Output every entry exactly, from the first line to the last.

++++++

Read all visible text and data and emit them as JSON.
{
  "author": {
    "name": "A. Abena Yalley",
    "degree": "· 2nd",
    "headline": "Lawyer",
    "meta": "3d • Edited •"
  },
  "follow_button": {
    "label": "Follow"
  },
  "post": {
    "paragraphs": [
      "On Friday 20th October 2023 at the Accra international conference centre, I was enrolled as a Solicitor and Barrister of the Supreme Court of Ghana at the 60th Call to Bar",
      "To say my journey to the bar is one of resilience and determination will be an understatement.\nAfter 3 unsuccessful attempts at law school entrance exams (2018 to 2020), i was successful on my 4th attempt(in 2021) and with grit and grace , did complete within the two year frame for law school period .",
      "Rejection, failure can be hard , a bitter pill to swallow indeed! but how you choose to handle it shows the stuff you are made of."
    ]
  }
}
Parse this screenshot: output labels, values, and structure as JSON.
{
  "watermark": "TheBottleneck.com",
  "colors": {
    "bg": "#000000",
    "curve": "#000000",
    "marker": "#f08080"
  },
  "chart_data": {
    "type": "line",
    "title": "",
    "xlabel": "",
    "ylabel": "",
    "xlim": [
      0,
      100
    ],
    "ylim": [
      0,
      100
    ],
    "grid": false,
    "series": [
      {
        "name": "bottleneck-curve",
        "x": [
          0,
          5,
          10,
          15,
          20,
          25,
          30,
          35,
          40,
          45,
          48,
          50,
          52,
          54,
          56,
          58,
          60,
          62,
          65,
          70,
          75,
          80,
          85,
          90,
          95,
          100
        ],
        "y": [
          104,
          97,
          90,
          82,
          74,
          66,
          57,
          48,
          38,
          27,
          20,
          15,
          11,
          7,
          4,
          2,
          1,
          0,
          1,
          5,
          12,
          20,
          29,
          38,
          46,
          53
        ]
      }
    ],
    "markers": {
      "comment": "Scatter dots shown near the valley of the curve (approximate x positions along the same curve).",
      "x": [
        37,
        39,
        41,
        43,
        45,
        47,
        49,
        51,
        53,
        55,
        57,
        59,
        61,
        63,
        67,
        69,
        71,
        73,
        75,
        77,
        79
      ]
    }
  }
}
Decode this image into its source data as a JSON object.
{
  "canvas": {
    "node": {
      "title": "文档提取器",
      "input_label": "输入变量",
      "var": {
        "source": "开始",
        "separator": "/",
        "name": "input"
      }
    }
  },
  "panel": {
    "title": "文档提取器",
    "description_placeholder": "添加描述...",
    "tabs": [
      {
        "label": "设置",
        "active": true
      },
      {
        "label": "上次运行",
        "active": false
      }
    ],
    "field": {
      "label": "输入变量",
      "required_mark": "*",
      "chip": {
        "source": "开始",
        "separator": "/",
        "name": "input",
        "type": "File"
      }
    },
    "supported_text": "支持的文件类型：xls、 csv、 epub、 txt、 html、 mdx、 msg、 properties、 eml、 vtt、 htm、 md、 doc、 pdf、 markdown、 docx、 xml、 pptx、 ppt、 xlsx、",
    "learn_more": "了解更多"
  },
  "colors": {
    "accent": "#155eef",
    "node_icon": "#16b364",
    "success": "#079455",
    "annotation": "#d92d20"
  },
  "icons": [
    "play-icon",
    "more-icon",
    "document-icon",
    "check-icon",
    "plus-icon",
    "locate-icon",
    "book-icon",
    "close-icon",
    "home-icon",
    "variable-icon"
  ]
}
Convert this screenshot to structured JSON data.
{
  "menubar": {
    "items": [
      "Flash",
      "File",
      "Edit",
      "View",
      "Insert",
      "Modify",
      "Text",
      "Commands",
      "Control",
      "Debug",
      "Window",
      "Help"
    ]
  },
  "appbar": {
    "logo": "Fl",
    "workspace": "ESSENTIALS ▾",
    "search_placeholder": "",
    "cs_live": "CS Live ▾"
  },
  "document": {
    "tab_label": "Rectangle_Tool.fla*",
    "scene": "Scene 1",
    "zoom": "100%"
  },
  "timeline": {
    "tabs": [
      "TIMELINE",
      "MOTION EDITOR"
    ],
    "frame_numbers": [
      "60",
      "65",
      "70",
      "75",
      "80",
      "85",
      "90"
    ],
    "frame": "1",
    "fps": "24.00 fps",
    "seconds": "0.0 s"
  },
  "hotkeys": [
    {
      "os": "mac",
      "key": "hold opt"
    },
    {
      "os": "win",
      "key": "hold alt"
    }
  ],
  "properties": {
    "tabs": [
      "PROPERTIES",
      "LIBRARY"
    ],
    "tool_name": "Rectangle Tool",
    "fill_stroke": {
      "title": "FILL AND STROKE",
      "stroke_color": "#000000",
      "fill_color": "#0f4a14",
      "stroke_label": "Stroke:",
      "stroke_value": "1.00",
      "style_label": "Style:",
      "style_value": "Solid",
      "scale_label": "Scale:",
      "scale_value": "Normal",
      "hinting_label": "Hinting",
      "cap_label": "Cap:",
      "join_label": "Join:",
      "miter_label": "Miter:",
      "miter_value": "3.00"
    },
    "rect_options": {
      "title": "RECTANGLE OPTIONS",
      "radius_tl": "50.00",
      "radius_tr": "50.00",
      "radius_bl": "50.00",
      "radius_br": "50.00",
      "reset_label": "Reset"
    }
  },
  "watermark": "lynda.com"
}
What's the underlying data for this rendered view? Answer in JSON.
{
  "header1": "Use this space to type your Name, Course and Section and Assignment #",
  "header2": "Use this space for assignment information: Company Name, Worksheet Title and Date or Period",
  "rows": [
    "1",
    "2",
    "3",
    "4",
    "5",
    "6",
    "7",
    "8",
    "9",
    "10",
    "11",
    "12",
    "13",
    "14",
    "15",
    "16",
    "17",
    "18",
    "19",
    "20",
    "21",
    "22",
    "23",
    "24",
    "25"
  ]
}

++++++

• Written solution:
Read all visible text and data and emit them as JSON.
{
  "author": {
    "name": "A. Abena Yalley",
    "degree": "· 2nd",
    "headline": "Lawyer",
    "meta": "3d • Edited •"
  },
  "follow_button": {
    "label": "Follow"
  },
  "post": {
    "paragraphs": [
      "On Friday 20th October 2023 at the Accra international conference centre, I was enrolled as a Solicitor and Barrister of the Supreme Court of Ghana at the 60th Call to Bar",
      "To say my journey to the bar is one of resilience and determination will be an understatement.\nAfter 3 unsuccessful attempts at law school entrance exams (2018 to 2020), i was successful on my 4th attempt(in 2021) and with grit and grace , did complete within the two year frame for law school period .",
      "Rejection, failure can be hard , a bitter pill to swallow indeed! but how you choose to handle it shows the stuff you are made of."
    ]
  }
}
Parse this screenshot: output labels, values, and structure as JSON.
{
  "watermark": "TheBottleneck.com",
  "colors": {
    "bg": "#000000",
    "curve": "#000000",
    "marker": "#f08080"
  },
  "chart_data": {
    "type": "line",
    "title": "",
    "xlabel": "",
    "ylabel": "",
    "xlim": [
      0,
      100
    ],
    "ylim": [
      0,
      100
    ],
    "grid": false,
    "series": [
      {
        "name": "bottleneck-curve",
        "x": [
          0,
          5,
          10,
          15,
          20,
          25,
          30,
          35,
          40,
          45,
          48,
          50,
          52,
          54,
          56,
          58,
          60,
          62,
          65,
          70,
          75,
          80,
          85,
          90,
          95,
          100
        ],
        "y": [
          104,
          97,
          90,
          82,
          74,
          66,
          57,
          48,
          38,
          27,
          20,
          15,
          11,
          7,
          4,
          2,
          1,
          0,
          1,
          5,
          12,
          20,
          29,
          38,
          46,
          53
        ]
      }
    ],
    "markers": {
      "comment": "Scatter dots shown near the valley of the curve (approximate x positions along the same curve).",
      "x": [
        37,
        39,
        41,
        43,
        45,
        47,
        49,
        51,
        53,
        55,
        57,
        59,
        61,
        63,
        67,
        69,
        71,
        73,
        75,
        77,
        79
      ]
    }
  }
}
Decode this image into its source data as a JSON object.
{
  "canvas": {
    "node": {
      "title": "文档提取器",
      "input_label": "输入变量",
      "var": {
        "source": "开始",
        "separator": "/",
        "name": "input"
      }
    }
  },
  "panel": {
    "title": "文档提取器",
    "description_placeholder": "添加描述...",
    "tabs": [
      {
        "label": "设置",
        "active": true
      },
      {
        "label": "上次运行",
        "active": false
      }
    ],
    "field": {
      "label": "输入变量",
      "required_mark": "*",
      "chip": {
        "source": "开始",
        "separator": "/",
        "name": "input",
        "type": "File"
      }
    },
    "supported_text": "支持的文件类型：xls、 csv、 epub、 txt、 html、 mdx、 msg、 properties、 eml、 vtt、 htm、 md、 doc、 pdf、 markdown、 docx、 xml、 pptx、 ppt、 xlsx、",
    "learn_more": "了解更多"
  },
  "colors": {
    "accent": "#155eef",
    "node_icon": "#16b364",
    "success": "#079455",
    "annotation": "#d92d20"
  },
  "icons": [
    "play-icon",
    "more-icon",
    "document-icon",
    "check-icon",
    "plus-icon",
    "locate-icon",
    "book-icon",
    "close-icon",
    "home-icon",
    "variable-icon"
  ]
}
Convert this screenshot to structured JSON data.
{
  "menubar": {
    "items": [
      "Flash",
      "File",
      "Edit",
      "View",
      "Insert",
      "Modify",
      "Text",
      "Commands",
      "Control",
      "Debug",
      "Window",
      "Help"
    ]
  },
  "appbar": {
    "logo": "Fl",
    "workspace": "ESSENTIALS ▾",
    "search_placeholder": "",
    "cs_live": "CS Live ▾"
  },
  "document": {
    "tab_label": "Rectangle_Tool.fla*",
    "scene": "Scene 1",
    "zoom": "100%"
  },
  "timeline": {
    "tabs": [
      "TIMELINE",
      "MOTION EDITOR"
    ],
    "frame_numbers": [
      "60",
      "65",
      "70",
      "75",
      "80",
      "85",
      "90"
    ],
    "frame": "1",
    "fps": "24.00 fps",
    "seconds": "0.0 s"
  },
  "hotkeys": [
    {
      "os": "mac",
      "key": "hold opt"
    },
    {
      "os": "win",
      "key": "hold alt"
    }
  ],
  "properties": {
    "tabs": [
      "PROPERTIES",
      "LIBRARY"
    ],
    "tool_name": "Rectangle Tool",
    "fill_stroke": {
      "title": "FILL AND STROKE",
      "stroke_color": "#000000",
      "fill_color": "#0f4a14",
      "stroke_label": "Stroke:",
      "stroke_value": "1.00",
      "style_label": "Style:",
      "style_value": "Solid",
      "scale_label": "Scale:",
      "scale_value": "Normal",
      "hinting_label": "Hinting",
      "cap_label": "Cap:",
      "join_label": "Join:",
      "miter_label": "Miter:",
      "miter_value": "3.00"
    },
    "rect_options": {
      "title": "RECTANGLE OPTIONS",
      "radius_tl": "50.00",
      "radius_tr": "50.00",
      "radius_bl": "50.00",
      "radius_br": "50.00",
      "reset_label": "Reset"
    }
  },
  "watermark": "lynda.com"
}
What's the underlying data for this rendered view? Answer in JSON.
{
  "header1": "Use this space to type your Name, Course and Section and Assignment #",
  "header2": "Use this space for assignment information: Company Name, Worksheet Title and Date or Period",
  "rows": [
    "1",
    "2",
    "3",
    "4",
    "5",
    "6",
    "7",
    "8",
    "9",
    "10",
    "11",
    "12",
    "13",
    "14",
    "15",
    "16",
    "17",
    "18",
    "19",
    "20",
    "21",
    "22",
    "23",
    "24",
    "25"
  ]
}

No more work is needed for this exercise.